§ **PROBLEM TO WORK ON**:
Output the records exactly. Include every line.
_____
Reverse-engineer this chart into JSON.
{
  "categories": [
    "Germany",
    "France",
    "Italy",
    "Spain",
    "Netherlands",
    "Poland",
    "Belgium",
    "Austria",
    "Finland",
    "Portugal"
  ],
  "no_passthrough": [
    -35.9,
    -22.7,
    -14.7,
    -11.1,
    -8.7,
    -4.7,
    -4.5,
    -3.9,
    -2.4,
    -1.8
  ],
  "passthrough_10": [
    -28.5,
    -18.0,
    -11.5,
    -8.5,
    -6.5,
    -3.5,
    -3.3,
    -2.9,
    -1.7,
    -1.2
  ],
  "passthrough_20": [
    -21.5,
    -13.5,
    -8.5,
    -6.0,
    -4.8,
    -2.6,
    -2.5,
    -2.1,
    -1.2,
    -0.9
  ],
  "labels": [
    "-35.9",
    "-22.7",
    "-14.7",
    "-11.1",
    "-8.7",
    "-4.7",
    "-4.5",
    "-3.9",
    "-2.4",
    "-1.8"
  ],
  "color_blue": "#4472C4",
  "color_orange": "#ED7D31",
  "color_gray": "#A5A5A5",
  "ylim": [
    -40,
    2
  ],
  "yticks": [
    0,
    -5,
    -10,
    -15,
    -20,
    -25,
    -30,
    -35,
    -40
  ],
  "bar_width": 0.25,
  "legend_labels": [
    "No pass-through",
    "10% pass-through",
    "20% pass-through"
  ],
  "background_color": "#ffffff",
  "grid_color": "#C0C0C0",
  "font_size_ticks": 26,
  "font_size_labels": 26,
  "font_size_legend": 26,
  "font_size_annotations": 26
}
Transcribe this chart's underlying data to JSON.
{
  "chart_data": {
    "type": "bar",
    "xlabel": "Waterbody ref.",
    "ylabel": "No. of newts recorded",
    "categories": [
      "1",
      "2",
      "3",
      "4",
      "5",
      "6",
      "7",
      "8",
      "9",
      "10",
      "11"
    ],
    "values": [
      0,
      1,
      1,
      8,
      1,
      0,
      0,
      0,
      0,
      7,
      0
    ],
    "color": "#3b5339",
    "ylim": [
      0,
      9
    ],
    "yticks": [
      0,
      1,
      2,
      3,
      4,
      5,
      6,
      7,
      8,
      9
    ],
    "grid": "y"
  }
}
_____
§ **OUTPUT BELOW**:
Reverse-engineer this chart into JSON.
{
  "categories": [
    "Germany",
    "France",
    "Italy",
    "Spain",
    "Netherlands",
    "Poland",
    "Belgium",
    "Austria",
    "Finland",
    "Portugal"
  ],
  "no_passthrough": [
    -35.9,
    -22.7,
    -14.7,
    -11.1,
    -8.7,
    -4.7,
    -4.5,
    -3.9,
    -2.4,
    -1.8
  ],
  "passthrough_10": [
    -28.5,
    -18.0,
    -11.5,
    -8.5,
    -6.5,
    -3.5,
    -3.3,
    -2.9,
    -1.7,
    -1.2
  ],
  "passthrough_20": [
    -21.5,
    -13.5,
    -8.5,
    -6.0,
    -4.8,
    -2.6,
    -2.5,
    -2.1,
    -1.2,
    -0.9
  ],
  "labels": [
    "-35.9",
    "-22.7",
    "-14.7",
    "-11.1",
    "-8.7",
    "-4.7",
    "-4.5",
    "-3.9",
    "-2.4",
    "-1.8"
  ],
  "color_blue": "#4472C4",
  "color_orange": "#ED7D31",
  "color_gray": "#A5A5A5",
  "ylim": [
    -40,
    2
  ],
  "yticks": [
    0,
    -5,
    -10,
    -15,
    -20,
    -25,
    -30,
    -35,
    -40
  ],
  "bar_width": 0.25,
  "legend_labels": [
    "No pass-through",
    "10% pass-through",
    "20% pass-through"
  ],
  "background_color": "#ffffff",
  "grid_color": "#C0C0C0",
  "font_size_ticks": 26,
  "font_size_labels": 26,
  "font_size_legend": 26,
  "font_size_annotations": 26
}
Transcribe this chart's underlying data to JSON.
{
  "chart_data": {
    "type": "bar",
    "xlabel": "Waterbody ref.",
    "ylabel": "No. of newts recorded",
    "categories": [
      "1",
      "2",
      "3",
      "4",
      "5",
      "6",
      "7",
      "8",
      "9",
      "10",
      "11"
    ],
    "values": [
      0,
      1,
      1,
      8,
      1,
      0,
      0,
      0,
      0,
      7,
      0
    ],
    "color": "#3b5339",
    "ylim": [
      0,
      9
    ],
    "yticks": [
      0,
      1,
      2,
      3,
      4,
      5,
      6,
      7,
      8,
      9
    ],
    "grid": "y"
  }
}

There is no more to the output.